[Given text]
Parmigiani Introduces the Tondagraph GT “Panda”

In two flavours – and two movements.

Parmigiani got on integrated-bracelet sports watch bandwagon last year with the launch of the Tonda GT, in both chronograph and three-hand formats. Like many of its luxury-sports watch peers, the Tonda GT was penned with the help of a (somewhat) famous designer, Dino Modolo, an industry veteran whose best known work comes from his time at Vacheron Constantin, where he designed the original Overseas.

While the Tonda GT is arguably Parmigiani’s first bona fide sports watch, it is surprisingly good – stay tuned for a review soon – and now Parmigiani has unveiled a pair of Tondagraph GT chronographs with “panda” dials. Decorated with clou triangulaire guilloche, the silvered dials are matched with glossy black ceramic registers, elevating the retro “panda” to a new level.

Somewhat confusingly, the Tondagraph GT will be available in steel with a modular movement featuring an annual calendar, or in 18k gold equipped with a pure-play, integrated chronograph movement that’s both high-frequency and finely constructed.

Initial thoughts

The Tonda GT has an appealing, original look that most crucially avoids looking derivative, an easy pitfall in the integrated-bracelet sports watch segment. And despite being one of the many such sports watches, the Tonda GT stands out with its own style that is inspired by Parmigiani’s dress watches, resulting in a look that’s best described as curious but attractive.

[Provided information]
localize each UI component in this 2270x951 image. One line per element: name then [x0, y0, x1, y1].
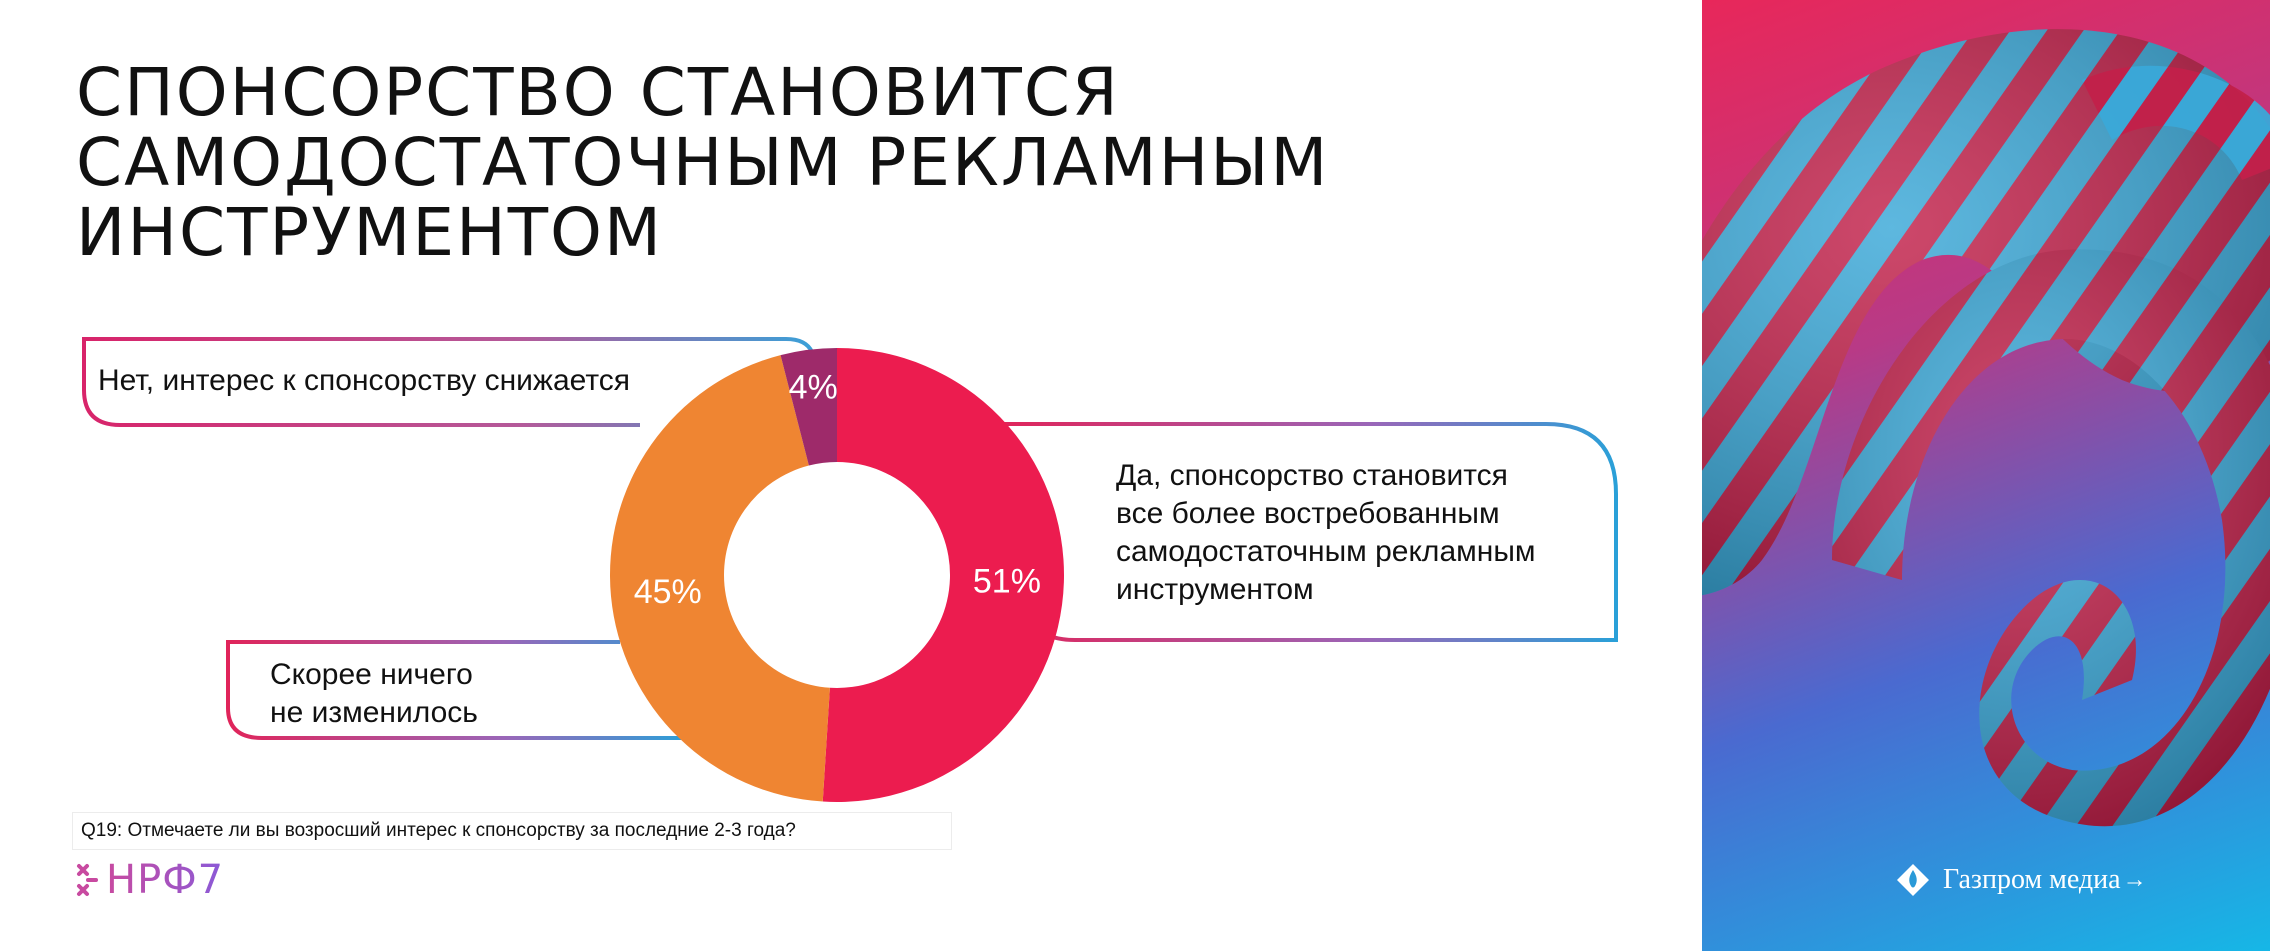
gazprom-media-logo: Газпром медиа →: [1895, 862, 2147, 898]
label-yes-line-3: самодостаточным рекламным: [1116, 535, 1536, 569]
label-no-interest-text: Нет, интерес к спонсорству снижается: [98, 364, 630, 397]
decorative-art-panel: [1702, 0, 2270, 951]
label-yes: Да, спонсорство становится все более вос…: [1116, 457, 1536, 609]
frame-no-interest: [82, 337, 814, 427]
label-no-interest: Нет, интерес к спонсорству снижается: [98, 362, 630, 400]
label-yes-line-4: инструментом: [1116, 573, 1314, 607]
abstract-3d-shape-image: [1702, 29, 2270, 827]
nrf-logo-text: НРФ7: [106, 857, 225, 903]
label-unchanged: Скорее ничего не изменилось: [270, 656, 478, 732]
title-line-3: ИНСТРУМЕНТОМ: [76, 193, 663, 271]
arrow-right-icon: →: [2122, 866, 2147, 893]
question-text: Q19: Отмечаете ли вы возросший интерес к…: [81, 820, 796, 841]
gazprom-logo-text: Газпром медиа: [1943, 864, 2121, 895]
nrf-mark-icon: [77, 864, 98, 896]
page-title: СПОНСОРСТВО СТАНОВИТСЯ САМОДОСТАТОЧНЫМ Р…: [76, 58, 1676, 268]
title-line-1: СПОНСОРСТВО СТАНОВИТСЯ: [76, 54, 1120, 131]
nrf-logo: НРФ7: [76, 856, 224, 904]
question-caption: Q19: Отмечаете ли вы возросший интерес к…: [72, 812, 952, 850]
label-yes-line-2: все более востребованным: [1116, 497, 1500, 531]
title-line-2: САМОДОСТАТОЧНЫМ РЕКЛАМНЫМ: [76, 123, 1330, 201]
label-unchanged-line-1: Скорее ничего: [270, 658, 473, 691]
frame-unchanged: [226, 640, 688, 740]
gazprom-flame-icon: [1897, 864, 1929, 896]
label-unchanged-line-2: не изменилось: [270, 696, 478, 730]
label-yes-line-1: Да, спонсорство становится: [1116, 459, 1508, 492]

[Given instruction 1]
In the Tondagraph GT article, what watch did Dino Modolo design during his time at Vacheron Constantin?
[Given instruction 2]
Which watch models does the Tondagraph GT article name?

[Expected answer 1]
The original Overseas.

[Expected answer 2]
Tonda GT, Tondagraph GT, Overseas